== Provided data ==

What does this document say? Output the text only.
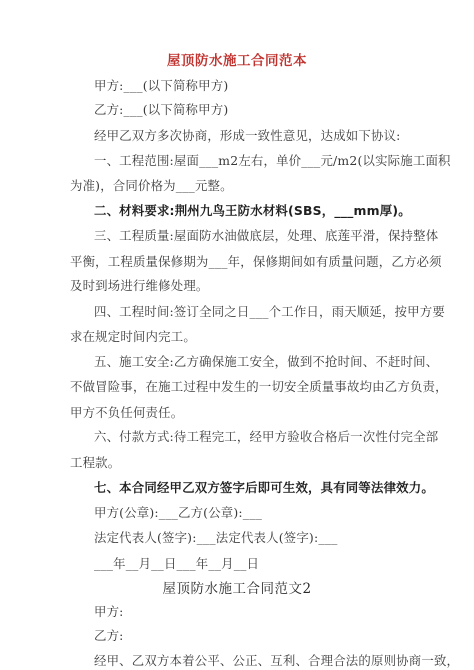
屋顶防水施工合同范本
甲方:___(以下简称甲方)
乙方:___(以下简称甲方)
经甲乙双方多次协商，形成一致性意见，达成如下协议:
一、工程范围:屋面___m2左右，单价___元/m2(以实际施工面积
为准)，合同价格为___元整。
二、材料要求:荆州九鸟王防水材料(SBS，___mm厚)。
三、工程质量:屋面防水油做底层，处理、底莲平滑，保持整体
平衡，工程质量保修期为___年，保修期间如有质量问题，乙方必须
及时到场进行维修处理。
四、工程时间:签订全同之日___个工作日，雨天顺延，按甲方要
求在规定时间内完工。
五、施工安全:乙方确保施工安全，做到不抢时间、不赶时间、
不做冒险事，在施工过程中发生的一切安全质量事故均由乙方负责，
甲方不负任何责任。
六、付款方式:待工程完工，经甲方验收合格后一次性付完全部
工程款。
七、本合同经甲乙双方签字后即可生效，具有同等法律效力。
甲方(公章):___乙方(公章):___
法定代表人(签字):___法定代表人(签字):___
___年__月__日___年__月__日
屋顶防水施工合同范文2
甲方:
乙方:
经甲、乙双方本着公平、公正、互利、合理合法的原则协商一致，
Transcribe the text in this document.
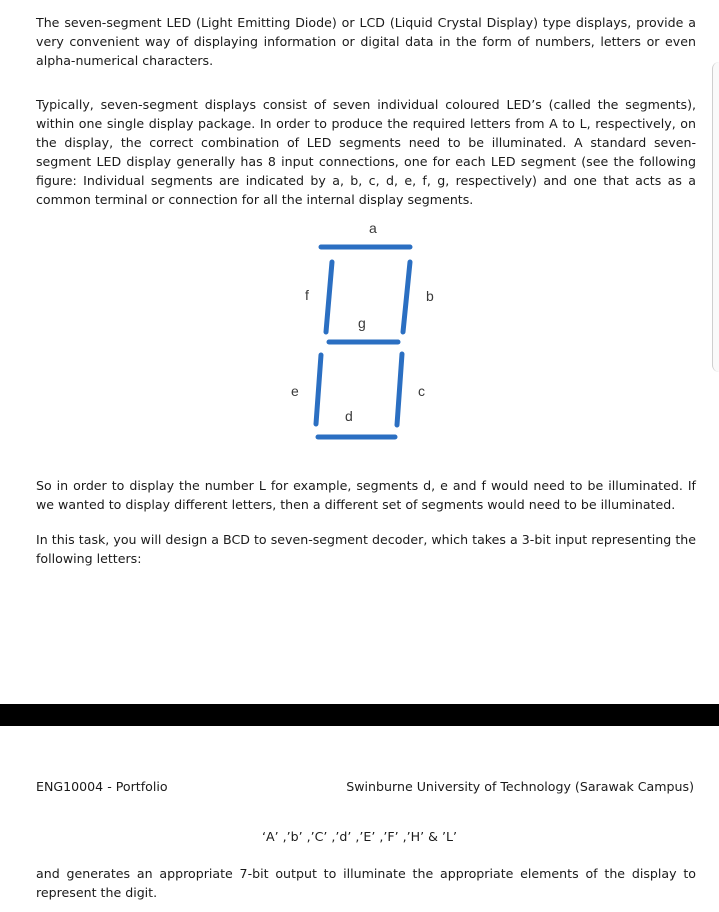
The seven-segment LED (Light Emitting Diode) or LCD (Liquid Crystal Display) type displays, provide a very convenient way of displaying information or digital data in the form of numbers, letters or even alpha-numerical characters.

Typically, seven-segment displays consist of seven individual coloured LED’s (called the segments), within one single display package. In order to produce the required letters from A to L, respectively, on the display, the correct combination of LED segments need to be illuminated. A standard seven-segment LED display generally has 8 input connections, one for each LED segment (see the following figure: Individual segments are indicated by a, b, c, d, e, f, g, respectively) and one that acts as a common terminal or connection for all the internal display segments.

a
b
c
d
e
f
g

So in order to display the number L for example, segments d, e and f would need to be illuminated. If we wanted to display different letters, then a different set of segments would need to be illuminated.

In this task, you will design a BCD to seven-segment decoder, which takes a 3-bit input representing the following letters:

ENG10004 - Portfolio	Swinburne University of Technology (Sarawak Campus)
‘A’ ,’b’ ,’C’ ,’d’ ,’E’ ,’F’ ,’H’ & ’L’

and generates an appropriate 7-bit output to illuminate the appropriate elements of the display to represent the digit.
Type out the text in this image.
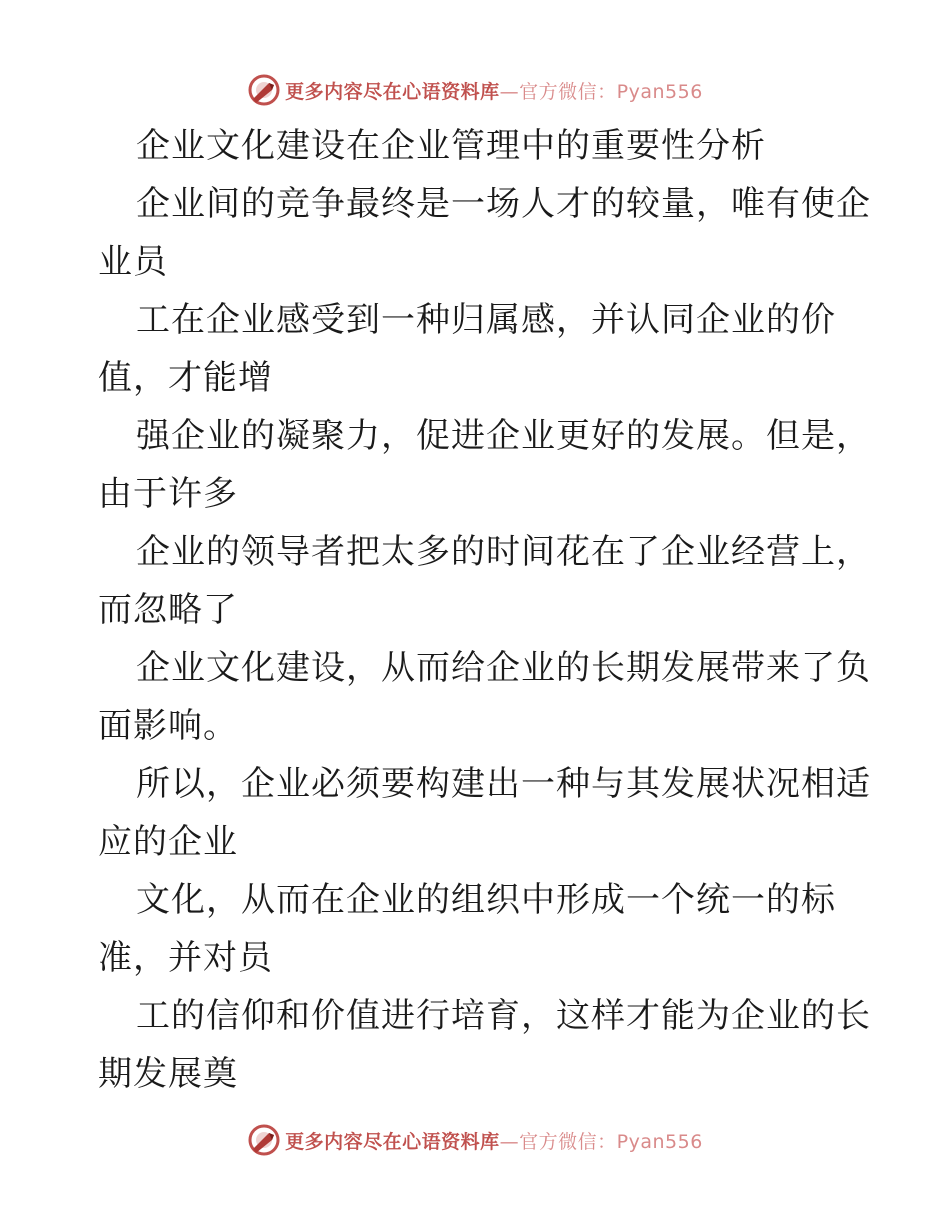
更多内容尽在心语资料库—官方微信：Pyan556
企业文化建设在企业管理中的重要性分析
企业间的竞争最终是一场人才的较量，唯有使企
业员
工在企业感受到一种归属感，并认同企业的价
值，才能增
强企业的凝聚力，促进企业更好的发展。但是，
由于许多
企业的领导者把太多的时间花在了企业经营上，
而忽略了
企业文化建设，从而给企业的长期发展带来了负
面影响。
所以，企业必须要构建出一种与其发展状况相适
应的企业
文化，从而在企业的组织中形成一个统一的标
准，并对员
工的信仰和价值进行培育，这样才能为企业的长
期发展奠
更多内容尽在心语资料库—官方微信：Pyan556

===

- [Goal]:
Transcribe all of the records above character for character. Exclude the pictures.

- [Final result]:
What does this document say? Output the text only.
屋顶防水施工合同范本
甲方:___(以下简称甲方)
乙方:___(以下简称甲方)
经甲乙双方多次协商，形成一致性意见，达成如下协议:
一、工程范围:屋面___m2左右，单价___元/m2(以实际施工面积
为准)，合同价格为___元整。
二、材料要求:荆州九鸟王防水材料(SBS，___mm厚)。
三、工程质量:屋面防水油做底层，处理、底莲平滑，保持整体
平衡，工程质量保修期为___年，保修期间如有质量问题，乙方必须
及时到场进行维修处理。
四、工程时间:签订全同之日___个工作日，雨天顺延，按甲方要
求在规定时间内完工。
五、施工安全:乙方确保施工安全，做到不抢时间、不赶时间、
不做冒险事，在施工过程中发生的一切安全质量事故均由乙方负责，
甲方不负任何责任。
六、付款方式:待工程完工，经甲方验收合格后一次性付完全部
工程款。
七、本合同经甲乙双方签字后即可生效，具有同等法律效力。
甲方(公章):___乙方(公章):___
法定代表人(签字):___法定代表人(签字):___
___年__月__日___年__月__日
屋顶防水施工合同范文2
甲方:
乙方:
经甲、乙双方本着公平、公正、互利、合理合法的原则协商一致，
Transcribe the text in this document.
The seven-segment LED (Light Emitting Diode) or LCD (Liquid Crystal Display) type displays, provide a very convenient way of displaying information or digital data in the form of numbers, letters or even alpha-numerical characters.

Typically, seven-segment displays consist of seven individual coloured LED’s (called the segments), within one single display package. In order to produce the required letters from A to L, respectively, on the display, the correct combination of LED segments need to be illuminated. A standard seven-segment LED display generally has 8 input connections, one for each LED segment (see the following figure: Individual segments are indicated by a, b, c, d, e, f, g, respectively) and one that acts as a common terminal or connection for all the internal display segments.

a
b
c
d
e
f
g

So in order to display the number L for example, segments d, e and f would need to be illuminated. If we wanted to display different letters, then a different set of segments would need to be illuminated.

In this task, you will design a BCD to seven-segment decoder, which takes a 3-bit input representing the following letters:

ENG10004 - Portfolio	Swinburne University of Technology (Sarawak Campus)
‘A’ ,’b’ ,’C’ ,’d’ ,’E’ ,’F’ ,’H’ & ’L’

and generates an appropriate 7-bit output to illuminate the appropriate elements of the display to represent the digit.
Type out the text in this image.
更多内容尽在心语资料库—官方微信：Pyan556
企业文化建设在企业管理中的重要性分析
企业间的竞争最终是一场人才的较量，唯有使企
业员
工在企业感受到一种归属感，并认同企业的价
值，才能增
强企业的凝聚力，促进企业更好的发展。但是，
由于许多
企业的领导者把太多的时间花在了企业经营上，
而忽略了
企业文化建设，从而给企业的长期发展带来了负
面影响。
所以，企业必须要构建出一种与其发展状况相适
应的企业
文化，从而在企业的组织中形成一个统一的标
准，并对员
工的信仰和价值进行培育，这样才能为企业的长
期发展奠
更多内容尽在心语资料库—官方微信：Pyan556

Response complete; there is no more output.